Work to do> Within the listing below, locate all lines containing the word "name". Copy each one.

--- START OF Task inputs ---

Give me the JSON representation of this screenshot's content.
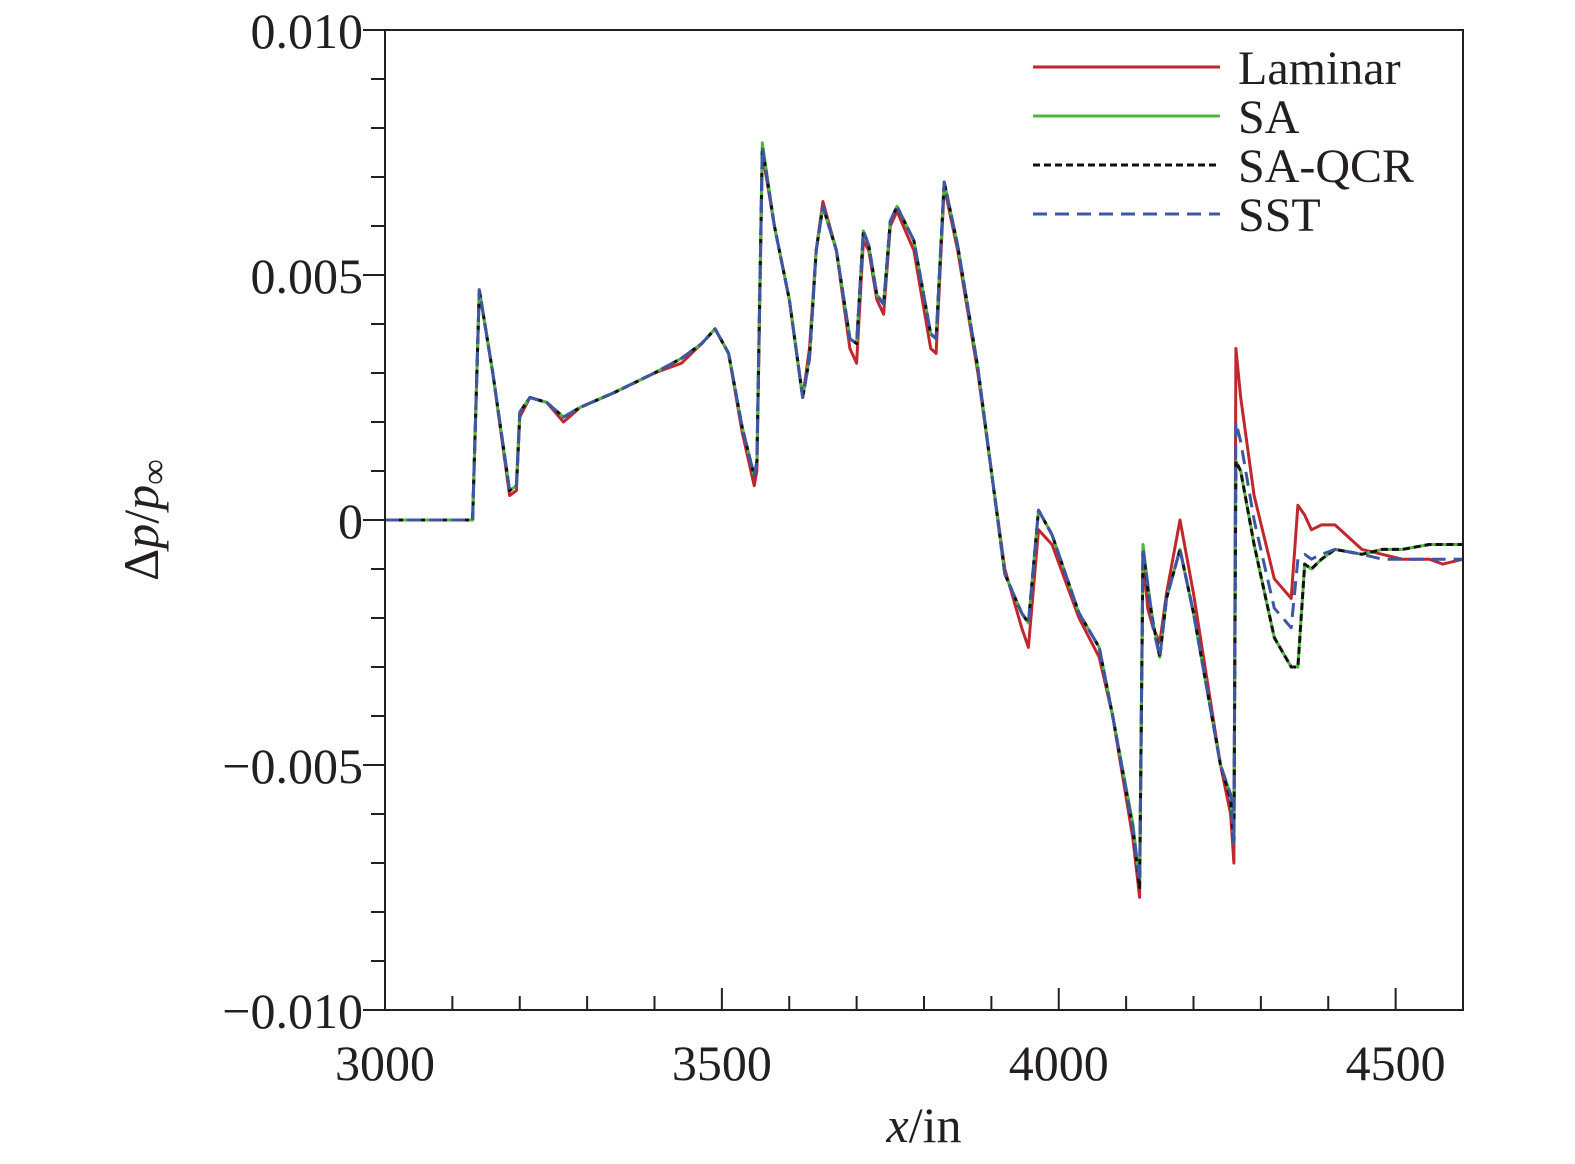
{
  "chart_data": {
    "type": "line",
    "title": "",
    "xlabel": {
      "var": "x",
      "unit": "/in"
    },
    "ylabel": {
      "delta": "Δ",
      "var": "p",
      "slash": "/",
      "var2": "p",
      "sub": "∞"
    },
    "xlim": [
      3000,
      4600
    ],
    "ylim": [
      -0.01,
      0.01
    ],
    "x_ticks": [
      3000,
      3500,
      4000,
      4500
    ],
    "x_tick_labels": [
      "3000",
      "3500",
      "4000",
      "4500"
    ],
    "x_minor_step": 100,
    "y_ticks": [
      -0.01,
      -0.005,
      0,
      0.005,
      0.01
    ],
    "y_tick_labels": [
      "−0.010",
      "−0.005",
      "0",
      "0.005",
      "0.010"
    ],
    "y_minor_step": 0.001,
    "grid": false,
    "legend_position": "top-right",
    "series": [
      {
        "name": "Laminar",
        "color": "#c1272d",
        "dash": "solid",
        "x": [
          3000,
          3120,
          3130,
          3140,
          3160,
          3185,
          3195,
          3200,
          3215,
          3240,
          3265,
          3290,
          3340,
          3400,
          3440,
          3470,
          3490,
          3510,
          3530,
          3548,
          3552,
          3560,
          3578,
          3600,
          3620,
          3630,
          3640,
          3650,
          3670,
          3690,
          3700,
          3710,
          3718,
          3730,
          3740,
          3750,
          3760,
          3785,
          3810,
          3818,
          3830,
          3850,
          3880,
          3920,
          3945,
          3955,
          3970,
          3990,
          4030,
          4060,
          4080,
          4110,
          4120,
          4125,
          4132,
          4140,
          4150,
          4160,
          4180,
          4200,
          4240,
          4255,
          4260,
          4263,
          4270,
          4290,
          4320,
          4345,
          4355,
          4365,
          4375,
          4390,
          4410,
          4450,
          4480,
          4510,
          4550,
          4570,
          4600
        ],
        "y": [
          0,
          0,
          0,
          0.0047,
          0.003,
          0.0005,
          0.0006,
          0.0021,
          0.0025,
          0.0024,
          0.002,
          0.0023,
          0.0026,
          0.003,
          0.0032,
          0.0036,
          0.0039,
          0.0034,
          0.0018,
          0.0007,
          0.001,
          0.0075,
          0.006,
          0.0045,
          0.0025,
          0.0035,
          0.0055,
          0.0065,
          0.0055,
          0.0035,
          0.0032,
          0.0057,
          0.0055,
          0.0045,
          0.0042,
          0.006,
          0.0063,
          0.0055,
          0.0035,
          0.0034,
          0.0068,
          0.0055,
          0.003,
          -0.001,
          -0.0022,
          -0.0026,
          -0.0002,
          -0.0005,
          -0.002,
          -0.0028,
          -0.004,
          -0.0065,
          -0.0077,
          -0.0007,
          -0.0018,
          -0.0022,
          -0.0025,
          -0.0015,
          0,
          -0.0015,
          -0.005,
          -0.006,
          -0.007,
          0.0035,
          0.0025,
          0.0005,
          -0.0012,
          -0.0016,
          0.0003,
          0.0001,
          -0.0002,
          -0.0001,
          -0.0001,
          -0.0006,
          -0.0007,
          -0.0008,
          -0.0008,
          -0.0009,
          -0.0008
        ]
      },
      {
        "name": "SA",
        "color": "#4fb53d",
        "dash": "solid",
        "x": [
          3000,
          3120,
          3130,
          3140,
          3160,
          3185,
          3195,
          3200,
          3215,
          3240,
          3265,
          3290,
          3340,
          3400,
          3440,
          3470,
          3490,
          3510,
          3530,
          3548,
          3552,
          3560,
          3578,
          3600,
          3620,
          3630,
          3640,
          3650,
          3670,
          3690,
          3700,
          3710,
          3718,
          3730,
          3740,
          3750,
          3760,
          3785,
          3810,
          3818,
          3830,
          3850,
          3880,
          3920,
          3945,
          3955,
          3970,
          3990,
          4030,
          4060,
          4080,
          4110,
          4120,
          4125,
          4132,
          4140,
          4150,
          4160,
          4180,
          4200,
          4240,
          4255,
          4260,
          4263,
          4270,
          4290,
          4320,
          4345,
          4355,
          4365,
          4375,
          4390,
          4410,
          4450,
          4480,
          4510,
          4550,
          4570,
          4600
        ],
        "y": [
          0,
          0,
          0,
          0.0047,
          0.003,
          0.0006,
          0.0007,
          0.0022,
          0.0025,
          0.0024,
          0.0021,
          0.0023,
          0.0026,
          0.003,
          0.0033,
          0.0036,
          0.0039,
          0.0034,
          0.0019,
          0.0009,
          0.0012,
          0.0077,
          0.006,
          0.0045,
          0.0025,
          0.0033,
          0.0055,
          0.0064,
          0.0055,
          0.0037,
          0.0036,
          0.0059,
          0.0056,
          0.0046,
          0.0044,
          0.0061,
          0.0064,
          0.0057,
          0.0038,
          0.0037,
          0.0069,
          0.0056,
          0.0031,
          -0.0011,
          -0.0019,
          -0.0021,
          0.0002,
          -0.0003,
          -0.0019,
          -0.0026,
          -0.004,
          -0.0062,
          -0.0074,
          -0.0005,
          -0.0013,
          -0.0021,
          -0.0028,
          -0.0016,
          -0.0006,
          -0.0019,
          -0.005,
          -0.0056,
          -0.0066,
          0.0012,
          0.001,
          -0.0005,
          -0.0024,
          -0.003,
          -0.003,
          -0.0009,
          -0.001,
          -0.0008,
          -0.0006,
          -0.0007,
          -0.0006,
          -0.0006,
          -0.0005,
          -0.0005,
          -0.0005
        ]
      },
      {
        "name": "SA-QCR",
        "color": "#111111",
        "dash": "short",
        "x": [
          3000,
          3120,
          3130,
          3140,
          3160,
          3185,
          3195,
          3200,
          3215,
          3240,
          3265,
          3290,
          3340,
          3400,
          3440,
          3470,
          3490,
          3510,
          3530,
          3548,
          3552,
          3560,
          3578,
          3600,
          3620,
          3630,
          3640,
          3650,
          3670,
          3690,
          3700,
          3710,
          3718,
          3730,
          3740,
          3750,
          3760,
          3785,
          3810,
          3818,
          3830,
          3850,
          3880,
          3920,
          3945,
          3955,
          3970,
          3990,
          4030,
          4060,
          4080,
          4110,
          4120,
          4125,
          4132,
          4140,
          4150,
          4160,
          4180,
          4200,
          4240,
          4255,
          4260,
          4263,
          4270,
          4290,
          4320,
          4345,
          4355,
          4365,
          4375,
          4390,
          4410,
          4450,
          4480,
          4510,
          4550,
          4570,
          4600
        ],
        "y": [
          0,
          0,
          0,
          0.0047,
          0.003,
          0.0006,
          0.0007,
          0.0022,
          0.0025,
          0.0024,
          0.0021,
          0.0023,
          0.0026,
          0.003,
          0.0033,
          0.0036,
          0.0039,
          0.0034,
          0.0019,
          0.0009,
          0.0012,
          0.0076,
          0.006,
          0.0045,
          0.0025,
          0.0033,
          0.0055,
          0.0064,
          0.0055,
          0.0037,
          0.0036,
          0.0059,
          0.0056,
          0.0046,
          0.0044,
          0.0061,
          0.0064,
          0.0057,
          0.0038,
          0.0037,
          0.0069,
          0.0056,
          0.0031,
          -0.0011,
          -0.0019,
          -0.0021,
          0.0002,
          -0.0003,
          -0.0019,
          -0.0026,
          -0.004,
          -0.0063,
          -0.0075,
          -0.0006,
          -0.0014,
          -0.0021,
          -0.0028,
          -0.0016,
          -0.0006,
          -0.0019,
          -0.005,
          -0.0057,
          -0.0066,
          0.0012,
          0.001,
          -0.0005,
          -0.0024,
          -0.003,
          -0.003,
          -0.0009,
          -0.001,
          -0.0008,
          -0.0006,
          -0.0007,
          -0.0006,
          -0.0006,
          -0.0005,
          -0.0005,
          -0.0005
        ]
      },
      {
        "name": "SST",
        "color": "#3d56a6",
        "dash": "long",
        "x": [
          3000,
          3120,
          3130,
          3140,
          3160,
          3185,
          3195,
          3200,
          3215,
          3240,
          3265,
          3290,
          3340,
          3400,
          3440,
          3470,
          3490,
          3510,
          3530,
          3548,
          3552,
          3560,
          3578,
          3600,
          3620,
          3630,
          3640,
          3650,
          3670,
          3690,
          3700,
          3710,
          3718,
          3730,
          3740,
          3750,
          3760,
          3785,
          3810,
          3818,
          3830,
          3850,
          3880,
          3920,
          3945,
          3955,
          3970,
          3990,
          4030,
          4060,
          4080,
          4110,
          4120,
          4125,
          4132,
          4140,
          4150,
          4160,
          4180,
          4200,
          4240,
          4255,
          4260,
          4263,
          4270,
          4290,
          4320,
          4345,
          4355,
          4365,
          4375,
          4390,
          4410,
          4450,
          4480,
          4510,
          4550,
          4570,
          4600
        ],
        "y": [
          0,
          0,
          0,
          0.0047,
          0.003,
          0.0006,
          0.0007,
          0.0022,
          0.0025,
          0.0024,
          0.0021,
          0.0023,
          0.0026,
          0.003,
          0.0033,
          0.0036,
          0.0039,
          0.0034,
          0.0019,
          0.0009,
          0.0012,
          0.0076,
          0.006,
          0.0045,
          0.0025,
          0.0033,
          0.0055,
          0.0064,
          0.0055,
          0.0037,
          0.0036,
          0.0059,
          0.0056,
          0.0046,
          0.0044,
          0.0061,
          0.0064,
          0.0057,
          0.0038,
          0.0037,
          0.0069,
          0.0056,
          0.0031,
          -0.0011,
          -0.0019,
          -0.0021,
          0.0002,
          -0.0003,
          -0.0019,
          -0.0026,
          -0.004,
          -0.0063,
          -0.0074,
          -0.0006,
          -0.0013,
          -0.0022,
          -0.0028,
          -0.0016,
          -0.0006,
          -0.0019,
          -0.005,
          -0.0056,
          -0.0066,
          0.002,
          0.0016,
          0,
          -0.0018,
          -0.0022,
          -0.0008,
          -0.0007,
          -0.0008,
          -0.0007,
          -0.0006,
          -0.0007,
          -0.0008,
          -0.0008,
          -0.0008,
          -0.0008,
          -0.0008
        ]
      }
    ]
  }
}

--- END OF Task inputs ---

Exercise answer>
        "name": "Laminar",
        "name": "SA",
        "name": "SA-QCR",
        "name": "SST",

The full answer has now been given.